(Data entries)
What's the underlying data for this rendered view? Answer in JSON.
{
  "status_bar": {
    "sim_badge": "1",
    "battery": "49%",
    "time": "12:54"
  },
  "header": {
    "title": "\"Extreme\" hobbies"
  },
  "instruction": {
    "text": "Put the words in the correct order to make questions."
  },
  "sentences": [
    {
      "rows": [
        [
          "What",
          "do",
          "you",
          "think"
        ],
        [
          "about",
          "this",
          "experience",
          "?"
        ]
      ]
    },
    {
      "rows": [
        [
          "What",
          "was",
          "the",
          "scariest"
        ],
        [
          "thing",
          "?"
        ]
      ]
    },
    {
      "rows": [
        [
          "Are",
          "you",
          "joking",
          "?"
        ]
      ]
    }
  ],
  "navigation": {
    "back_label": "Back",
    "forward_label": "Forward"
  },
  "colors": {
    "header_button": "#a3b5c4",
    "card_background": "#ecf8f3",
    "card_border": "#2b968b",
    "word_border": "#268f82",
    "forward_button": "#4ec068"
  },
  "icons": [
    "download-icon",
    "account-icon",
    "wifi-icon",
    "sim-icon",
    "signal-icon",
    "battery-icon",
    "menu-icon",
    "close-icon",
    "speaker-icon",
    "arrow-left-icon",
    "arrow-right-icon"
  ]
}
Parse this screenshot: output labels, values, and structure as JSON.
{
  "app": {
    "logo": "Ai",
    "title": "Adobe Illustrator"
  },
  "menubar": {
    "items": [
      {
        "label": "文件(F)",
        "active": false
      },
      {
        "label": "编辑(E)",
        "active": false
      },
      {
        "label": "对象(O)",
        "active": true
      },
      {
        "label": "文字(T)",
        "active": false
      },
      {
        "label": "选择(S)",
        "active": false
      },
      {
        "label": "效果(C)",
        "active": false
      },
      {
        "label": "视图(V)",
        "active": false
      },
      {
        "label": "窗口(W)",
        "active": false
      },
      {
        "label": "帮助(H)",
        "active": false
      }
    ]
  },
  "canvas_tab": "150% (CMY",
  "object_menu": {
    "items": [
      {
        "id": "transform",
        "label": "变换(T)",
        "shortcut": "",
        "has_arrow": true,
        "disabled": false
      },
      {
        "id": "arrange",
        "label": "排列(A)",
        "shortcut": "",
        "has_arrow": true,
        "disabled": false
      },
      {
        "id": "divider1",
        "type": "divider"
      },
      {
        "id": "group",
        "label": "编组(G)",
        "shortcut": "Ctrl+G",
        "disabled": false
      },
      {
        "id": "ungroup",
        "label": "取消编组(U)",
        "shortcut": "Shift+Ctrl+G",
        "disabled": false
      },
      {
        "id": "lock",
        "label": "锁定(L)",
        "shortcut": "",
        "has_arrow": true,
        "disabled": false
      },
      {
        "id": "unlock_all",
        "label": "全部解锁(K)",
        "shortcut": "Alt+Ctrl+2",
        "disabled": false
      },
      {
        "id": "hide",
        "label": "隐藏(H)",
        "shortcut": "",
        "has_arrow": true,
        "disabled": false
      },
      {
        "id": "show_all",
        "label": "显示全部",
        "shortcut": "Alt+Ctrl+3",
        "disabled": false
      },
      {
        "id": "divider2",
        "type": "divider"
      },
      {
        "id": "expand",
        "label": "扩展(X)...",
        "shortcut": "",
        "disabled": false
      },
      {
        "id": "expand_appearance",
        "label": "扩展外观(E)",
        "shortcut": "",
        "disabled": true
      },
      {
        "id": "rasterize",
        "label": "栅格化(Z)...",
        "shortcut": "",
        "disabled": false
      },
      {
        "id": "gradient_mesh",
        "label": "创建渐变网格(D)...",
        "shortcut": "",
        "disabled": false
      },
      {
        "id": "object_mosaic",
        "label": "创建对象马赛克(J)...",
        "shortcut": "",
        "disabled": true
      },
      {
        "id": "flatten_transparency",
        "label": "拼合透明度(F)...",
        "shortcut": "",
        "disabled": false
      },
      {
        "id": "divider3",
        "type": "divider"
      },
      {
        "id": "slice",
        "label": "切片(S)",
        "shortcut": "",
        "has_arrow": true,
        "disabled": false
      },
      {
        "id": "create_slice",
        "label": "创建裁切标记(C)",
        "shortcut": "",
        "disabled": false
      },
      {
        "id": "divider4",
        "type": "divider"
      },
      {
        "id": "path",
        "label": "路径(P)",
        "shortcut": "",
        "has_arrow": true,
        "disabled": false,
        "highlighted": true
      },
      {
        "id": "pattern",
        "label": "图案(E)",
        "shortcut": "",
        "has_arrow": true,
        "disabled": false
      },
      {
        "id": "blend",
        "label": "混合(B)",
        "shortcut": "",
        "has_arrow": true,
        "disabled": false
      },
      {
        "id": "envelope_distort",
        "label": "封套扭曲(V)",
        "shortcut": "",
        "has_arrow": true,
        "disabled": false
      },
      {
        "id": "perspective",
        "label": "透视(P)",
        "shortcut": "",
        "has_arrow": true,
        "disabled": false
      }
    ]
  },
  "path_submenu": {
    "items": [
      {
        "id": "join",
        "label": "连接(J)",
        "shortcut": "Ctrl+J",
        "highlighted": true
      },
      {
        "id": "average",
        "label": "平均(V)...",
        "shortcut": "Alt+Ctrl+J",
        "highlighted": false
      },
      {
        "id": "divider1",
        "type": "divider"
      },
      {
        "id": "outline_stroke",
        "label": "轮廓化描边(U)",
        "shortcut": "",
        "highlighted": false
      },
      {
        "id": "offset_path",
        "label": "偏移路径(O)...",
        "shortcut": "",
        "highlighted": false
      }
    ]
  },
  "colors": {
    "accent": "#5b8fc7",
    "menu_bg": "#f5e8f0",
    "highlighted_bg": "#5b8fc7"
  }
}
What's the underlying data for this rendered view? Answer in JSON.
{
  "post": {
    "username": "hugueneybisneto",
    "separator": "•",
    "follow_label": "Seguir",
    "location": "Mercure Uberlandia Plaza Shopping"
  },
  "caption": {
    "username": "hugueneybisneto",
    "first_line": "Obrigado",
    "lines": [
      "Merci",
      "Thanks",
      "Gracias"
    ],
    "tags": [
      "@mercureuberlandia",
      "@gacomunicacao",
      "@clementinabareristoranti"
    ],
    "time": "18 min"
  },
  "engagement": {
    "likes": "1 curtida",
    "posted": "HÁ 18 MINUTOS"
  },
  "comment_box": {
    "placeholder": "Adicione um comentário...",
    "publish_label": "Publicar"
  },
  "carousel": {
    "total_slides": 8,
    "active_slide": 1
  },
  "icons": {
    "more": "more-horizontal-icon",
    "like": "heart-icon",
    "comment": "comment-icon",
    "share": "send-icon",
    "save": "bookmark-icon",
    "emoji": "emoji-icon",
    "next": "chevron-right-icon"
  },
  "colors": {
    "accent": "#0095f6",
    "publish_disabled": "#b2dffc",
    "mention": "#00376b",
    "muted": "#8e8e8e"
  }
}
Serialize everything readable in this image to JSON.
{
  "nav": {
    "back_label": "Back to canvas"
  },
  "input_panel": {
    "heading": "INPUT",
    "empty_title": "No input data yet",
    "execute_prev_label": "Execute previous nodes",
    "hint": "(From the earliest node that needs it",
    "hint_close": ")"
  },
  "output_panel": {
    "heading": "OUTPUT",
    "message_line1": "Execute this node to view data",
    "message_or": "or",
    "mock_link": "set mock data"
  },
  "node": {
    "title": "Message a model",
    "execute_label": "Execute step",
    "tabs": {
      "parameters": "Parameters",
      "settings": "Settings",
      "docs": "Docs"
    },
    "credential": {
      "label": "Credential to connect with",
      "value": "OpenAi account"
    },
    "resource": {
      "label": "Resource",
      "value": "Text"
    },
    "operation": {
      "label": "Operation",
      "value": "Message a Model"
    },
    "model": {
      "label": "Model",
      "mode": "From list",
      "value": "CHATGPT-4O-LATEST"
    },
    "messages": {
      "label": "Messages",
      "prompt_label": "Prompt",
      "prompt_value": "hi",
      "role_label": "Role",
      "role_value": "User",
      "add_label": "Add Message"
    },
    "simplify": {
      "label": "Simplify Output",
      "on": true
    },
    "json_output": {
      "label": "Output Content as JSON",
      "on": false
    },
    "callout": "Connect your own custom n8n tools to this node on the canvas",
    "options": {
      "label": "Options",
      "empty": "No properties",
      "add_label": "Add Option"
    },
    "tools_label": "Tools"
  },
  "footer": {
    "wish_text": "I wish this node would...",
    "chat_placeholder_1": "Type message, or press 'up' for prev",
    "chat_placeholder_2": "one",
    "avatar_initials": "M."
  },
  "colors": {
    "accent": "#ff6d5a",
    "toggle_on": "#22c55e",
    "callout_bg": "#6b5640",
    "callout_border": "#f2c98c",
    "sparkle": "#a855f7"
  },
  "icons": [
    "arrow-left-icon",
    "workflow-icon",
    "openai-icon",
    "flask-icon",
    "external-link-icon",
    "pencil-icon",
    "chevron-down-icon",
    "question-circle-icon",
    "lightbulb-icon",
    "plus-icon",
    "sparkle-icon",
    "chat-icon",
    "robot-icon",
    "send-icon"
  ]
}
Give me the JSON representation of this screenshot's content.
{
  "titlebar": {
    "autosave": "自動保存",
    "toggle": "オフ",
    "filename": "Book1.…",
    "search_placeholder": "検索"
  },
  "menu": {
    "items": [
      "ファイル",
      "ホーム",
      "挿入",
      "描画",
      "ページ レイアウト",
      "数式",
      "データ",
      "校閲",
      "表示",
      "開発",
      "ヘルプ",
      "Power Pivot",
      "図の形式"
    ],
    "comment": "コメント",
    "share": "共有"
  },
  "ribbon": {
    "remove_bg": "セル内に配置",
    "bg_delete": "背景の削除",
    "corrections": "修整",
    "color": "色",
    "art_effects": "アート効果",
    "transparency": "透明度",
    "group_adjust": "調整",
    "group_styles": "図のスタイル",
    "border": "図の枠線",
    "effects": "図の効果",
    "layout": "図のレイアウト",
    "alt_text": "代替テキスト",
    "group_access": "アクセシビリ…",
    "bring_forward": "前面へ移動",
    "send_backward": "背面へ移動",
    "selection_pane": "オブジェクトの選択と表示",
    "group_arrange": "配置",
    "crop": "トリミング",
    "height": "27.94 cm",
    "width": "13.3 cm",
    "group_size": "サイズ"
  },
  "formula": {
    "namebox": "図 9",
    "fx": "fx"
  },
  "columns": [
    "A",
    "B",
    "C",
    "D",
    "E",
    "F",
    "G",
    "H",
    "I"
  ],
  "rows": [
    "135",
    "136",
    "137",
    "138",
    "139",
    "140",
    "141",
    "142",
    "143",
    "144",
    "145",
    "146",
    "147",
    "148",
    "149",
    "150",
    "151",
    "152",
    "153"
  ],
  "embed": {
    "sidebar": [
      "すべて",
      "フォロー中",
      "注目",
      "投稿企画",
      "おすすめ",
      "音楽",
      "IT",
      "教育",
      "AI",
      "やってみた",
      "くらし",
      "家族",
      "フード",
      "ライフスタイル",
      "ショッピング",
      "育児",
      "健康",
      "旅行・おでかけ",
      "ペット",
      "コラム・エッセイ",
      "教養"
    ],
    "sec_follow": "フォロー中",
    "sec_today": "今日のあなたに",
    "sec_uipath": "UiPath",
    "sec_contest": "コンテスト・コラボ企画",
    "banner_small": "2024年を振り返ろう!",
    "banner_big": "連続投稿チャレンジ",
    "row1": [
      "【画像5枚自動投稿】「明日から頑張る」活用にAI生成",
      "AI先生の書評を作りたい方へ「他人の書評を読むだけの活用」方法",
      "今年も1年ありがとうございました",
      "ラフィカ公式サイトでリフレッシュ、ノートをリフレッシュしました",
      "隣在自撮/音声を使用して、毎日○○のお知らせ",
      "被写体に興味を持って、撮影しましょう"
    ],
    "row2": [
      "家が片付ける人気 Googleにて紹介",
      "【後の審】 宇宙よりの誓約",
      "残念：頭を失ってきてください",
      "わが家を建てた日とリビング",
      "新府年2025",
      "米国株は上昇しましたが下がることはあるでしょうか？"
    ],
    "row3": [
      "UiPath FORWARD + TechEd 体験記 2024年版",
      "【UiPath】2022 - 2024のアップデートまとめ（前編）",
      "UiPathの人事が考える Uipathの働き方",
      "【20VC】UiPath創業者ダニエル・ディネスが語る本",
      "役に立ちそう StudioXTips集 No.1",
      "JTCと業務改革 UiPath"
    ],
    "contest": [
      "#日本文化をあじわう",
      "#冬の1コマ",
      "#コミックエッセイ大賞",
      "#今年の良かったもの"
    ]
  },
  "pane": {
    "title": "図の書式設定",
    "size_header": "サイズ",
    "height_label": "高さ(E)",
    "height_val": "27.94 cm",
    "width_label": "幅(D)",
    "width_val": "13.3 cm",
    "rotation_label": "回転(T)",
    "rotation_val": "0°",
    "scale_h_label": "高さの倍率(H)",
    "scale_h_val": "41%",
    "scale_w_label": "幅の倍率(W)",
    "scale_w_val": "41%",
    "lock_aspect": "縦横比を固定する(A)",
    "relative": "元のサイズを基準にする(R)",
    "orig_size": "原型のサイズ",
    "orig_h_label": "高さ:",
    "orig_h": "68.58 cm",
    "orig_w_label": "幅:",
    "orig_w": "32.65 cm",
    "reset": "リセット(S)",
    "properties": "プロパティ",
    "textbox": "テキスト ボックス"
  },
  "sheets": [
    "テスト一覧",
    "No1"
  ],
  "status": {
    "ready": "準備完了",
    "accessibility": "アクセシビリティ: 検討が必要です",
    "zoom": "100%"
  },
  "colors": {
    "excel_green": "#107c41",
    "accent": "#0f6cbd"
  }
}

**SHORT PROBLEM:**
Pull out all lines from the entries above in which the word "Execute" appears.

**WORKED SOLUTION:**
    "execute_prev_label": "Execute previous nodes",
    "message_line1": "Execute this node to view data",
    "execute_label": "Execute step",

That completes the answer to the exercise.